[Start]

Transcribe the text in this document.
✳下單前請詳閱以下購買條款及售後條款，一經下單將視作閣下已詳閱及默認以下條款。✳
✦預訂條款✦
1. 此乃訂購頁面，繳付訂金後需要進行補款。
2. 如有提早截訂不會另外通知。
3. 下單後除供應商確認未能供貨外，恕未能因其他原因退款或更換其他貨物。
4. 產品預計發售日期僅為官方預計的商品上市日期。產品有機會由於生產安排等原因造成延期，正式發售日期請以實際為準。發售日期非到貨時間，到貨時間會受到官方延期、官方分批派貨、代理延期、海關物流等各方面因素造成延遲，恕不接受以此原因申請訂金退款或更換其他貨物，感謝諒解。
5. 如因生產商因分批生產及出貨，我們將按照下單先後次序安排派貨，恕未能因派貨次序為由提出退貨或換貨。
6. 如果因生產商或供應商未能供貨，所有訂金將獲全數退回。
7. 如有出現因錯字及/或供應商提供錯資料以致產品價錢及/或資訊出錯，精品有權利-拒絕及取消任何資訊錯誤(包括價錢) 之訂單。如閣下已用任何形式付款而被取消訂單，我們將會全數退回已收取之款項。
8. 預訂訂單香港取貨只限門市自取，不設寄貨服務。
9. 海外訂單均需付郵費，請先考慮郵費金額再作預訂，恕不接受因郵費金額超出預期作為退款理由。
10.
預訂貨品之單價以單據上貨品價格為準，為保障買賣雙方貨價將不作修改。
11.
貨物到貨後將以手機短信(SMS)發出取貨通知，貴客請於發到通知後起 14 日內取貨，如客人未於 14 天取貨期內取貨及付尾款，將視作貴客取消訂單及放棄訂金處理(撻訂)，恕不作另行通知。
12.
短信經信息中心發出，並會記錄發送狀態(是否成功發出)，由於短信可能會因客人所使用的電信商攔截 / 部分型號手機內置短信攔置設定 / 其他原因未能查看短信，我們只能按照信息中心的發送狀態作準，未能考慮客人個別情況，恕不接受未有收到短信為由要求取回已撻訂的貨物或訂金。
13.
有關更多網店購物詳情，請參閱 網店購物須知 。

[End]

▶ _REQUIRED WORK_
Copy the data above exactly. Every line must be included.

▶ _THE SOLUTION_
Transcribe the text in this document.
✳下單前請詳閱以下購買條款及售後條款，一經下單將視作閣下已詳閱及默認以下條款。✳
✦預訂條款✦
1. 此乃訂購頁面，繳付訂金後需要進行補款。
2. 如有提早截訂不會另外通知。
3. 下單後除供應商確認未能供貨外，恕未能因其他原因退款或更換其他貨物。
4. 產品預計發售日期僅為官方預計的商品上市日期。產品有機會由於生產安排等原因造成延期，正式發售日期請以實際為準。發售日期非到貨時間，到貨時間會受到官方延期、官方分批派貨、代理延期、海關物流等各方面因素造成延遲，恕不接受以此原因申請訂金退款或更換其他貨物，感謝諒解。
5. 如因生產商因分批生產及出貨，我們將按照下單先後次序安排派貨，恕未能因派貨次序為由提出退貨或換貨。
6. 如果因生產商或供應商未能供貨，所有訂金將獲全數退回。
7. 如有出現因錯字及/或供應商提供錯資料以致產品價錢及/或資訊出錯，精品有權利-拒絕及取消任何資訊錯誤(包括價錢) 之訂單。如閣下已用任何形式付款而被取消訂單，我們將會全數退回已收取之款項。
8. 預訂訂單香港取貨只限門市自取，不設寄貨服務。
9. 海外訂單均需付郵費，請先考慮郵費金額再作預訂，恕不接受因郵費金額超出預期作為退款理由。
10.
預訂貨品之單價以單據上貨品價格為準，為保障買賣雙方貨價將不作修改。
11.
貨物到貨後將以手機短信(SMS)發出取貨通知，貴客請於發到通知後起 14 日內取貨，如客人未於 14 天取貨期內取貨及付尾款，將視作貴客取消訂單及放棄訂金處理(撻訂)，恕不作另行通知。
12.
短信經信息中心發出，並會記錄發送狀態(是否成功發出)，由於短信可能會因客人所使用的電信商攔截 / 部分型號手機內置短信攔置設定 / 其他原因未能查看短信，我們只能按照信息中心的發送狀態作準，未能考慮客人個別情況，恕不接受未有收到短信為由要求取回已撻訂的貨物或訂金。
13.
有關更多網店購物詳情，請參閱 網店購物須知 。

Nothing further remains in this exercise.